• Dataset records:
● ● ● ● ●

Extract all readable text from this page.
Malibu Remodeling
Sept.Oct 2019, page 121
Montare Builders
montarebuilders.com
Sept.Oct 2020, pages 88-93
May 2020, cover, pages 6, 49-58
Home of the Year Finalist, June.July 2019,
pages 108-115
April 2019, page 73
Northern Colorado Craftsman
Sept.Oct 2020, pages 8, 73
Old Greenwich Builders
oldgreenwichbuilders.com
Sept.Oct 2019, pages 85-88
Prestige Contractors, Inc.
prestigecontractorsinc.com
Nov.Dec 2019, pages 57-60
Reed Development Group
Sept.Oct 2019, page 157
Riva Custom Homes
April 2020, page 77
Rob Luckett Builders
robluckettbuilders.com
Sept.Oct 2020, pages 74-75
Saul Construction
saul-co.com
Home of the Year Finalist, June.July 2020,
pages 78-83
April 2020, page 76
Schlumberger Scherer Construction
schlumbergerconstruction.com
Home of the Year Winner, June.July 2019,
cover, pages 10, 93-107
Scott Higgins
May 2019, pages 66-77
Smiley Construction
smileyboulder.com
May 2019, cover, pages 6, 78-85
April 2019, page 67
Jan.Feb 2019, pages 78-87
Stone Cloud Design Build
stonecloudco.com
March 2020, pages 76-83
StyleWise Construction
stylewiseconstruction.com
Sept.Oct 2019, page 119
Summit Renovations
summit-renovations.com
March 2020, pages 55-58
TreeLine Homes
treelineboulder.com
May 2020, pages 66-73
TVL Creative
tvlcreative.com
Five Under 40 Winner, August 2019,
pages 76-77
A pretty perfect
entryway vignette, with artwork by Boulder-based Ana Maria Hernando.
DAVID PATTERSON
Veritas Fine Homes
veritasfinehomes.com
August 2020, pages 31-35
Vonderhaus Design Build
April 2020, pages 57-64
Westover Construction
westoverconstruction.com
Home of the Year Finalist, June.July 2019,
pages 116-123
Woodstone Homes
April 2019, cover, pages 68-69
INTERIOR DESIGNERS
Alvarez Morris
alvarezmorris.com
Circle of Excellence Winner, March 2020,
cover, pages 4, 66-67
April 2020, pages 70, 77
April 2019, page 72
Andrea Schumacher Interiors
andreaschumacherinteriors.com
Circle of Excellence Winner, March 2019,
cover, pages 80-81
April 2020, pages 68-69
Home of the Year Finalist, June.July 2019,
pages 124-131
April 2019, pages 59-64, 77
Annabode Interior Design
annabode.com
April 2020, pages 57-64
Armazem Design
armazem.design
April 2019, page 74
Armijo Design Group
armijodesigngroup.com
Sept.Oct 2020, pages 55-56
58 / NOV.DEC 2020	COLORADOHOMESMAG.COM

● ● ● ● ●

• WORK TO DO: Retype the records above exactly.

• COMPLETE OUTPUT:
Extract all readable text from this page.
Malibu Remodeling
Sept.Oct 2019, page 121
Montare Builders
montarebuilders.com
Sept.Oct 2020, pages 88-93
May 2020, cover, pages 6, 49-58
Home of the Year Finalist, June.July 2019,
pages 108-115
April 2019, page 73
Northern Colorado Craftsman
Sept.Oct 2020, pages 8, 73
Old Greenwich Builders
oldgreenwichbuilders.com
Sept.Oct 2019, pages 85-88
Prestige Contractors, Inc.
prestigecontractorsinc.com
Nov.Dec 2019, pages 57-60
Reed Development Group
Sept.Oct 2019, page 157
Riva Custom Homes
April 2020, page 77
Rob Luckett Builders
robluckettbuilders.com
Sept.Oct 2020, pages 74-75
Saul Construction
saul-co.com
Home of the Year Finalist, June.July 2020,
pages 78-83
April 2020, page 76
Schlumberger Scherer Construction
schlumbergerconstruction.com
Home of the Year Winner, June.July 2019,
cover, pages 10, 93-107
Scott Higgins
May 2019, pages 66-77
Smiley Construction
smileyboulder.com
May 2019, cover, pages 6, 78-85
April 2019, page 67
Jan.Feb 2019, pages 78-87
Stone Cloud Design Build
stonecloudco.com
March 2020, pages 76-83
StyleWise Construction
stylewiseconstruction.com
Sept.Oct 2019, page 119
Summit Renovations
summit-renovations.com
March 2020, pages 55-58
TreeLine Homes
treelineboulder.com
May 2020, pages 66-73
TVL Creative
tvlcreative.com
Five Under 40 Winner, August 2019,
pages 76-77
A pretty perfect
entryway vignette, with artwork by Boulder-based Ana Maria Hernando.
DAVID PATTERSON
Veritas Fine Homes
veritasfinehomes.com
August 2020, pages 31-35
Vonderhaus Design Build
April 2020, pages 57-64
Westover Construction
westoverconstruction.com
Home of the Year Finalist, June.July 2019,
pages 116-123
Woodstone Homes
April 2019, cover, pages 68-69
INTERIOR DESIGNERS
Alvarez Morris
alvarezmorris.com
Circle of Excellence Winner, March 2020,
cover, pages 4, 66-67
April 2020, pages 70, 77
April 2019, page 72
Andrea Schumacher Interiors
andreaschumacherinteriors.com
Circle of Excellence Winner, March 2019,
cover, pages 80-81
April 2020, pages 68-69
Home of the Year Finalist, June.July 2019,
pages 124-131
April 2019, pages 59-64, 77
Annabode Interior Design
annabode.com
April 2020, pages 57-64
Armazem Design
armazem.design
April 2019, page 74
Armijo Design Group
armijodesigngroup.com
Sept.Oct 2020, pages 55-56
58 / NOV.DEC 2020	COLORADOHOMESMAG.COM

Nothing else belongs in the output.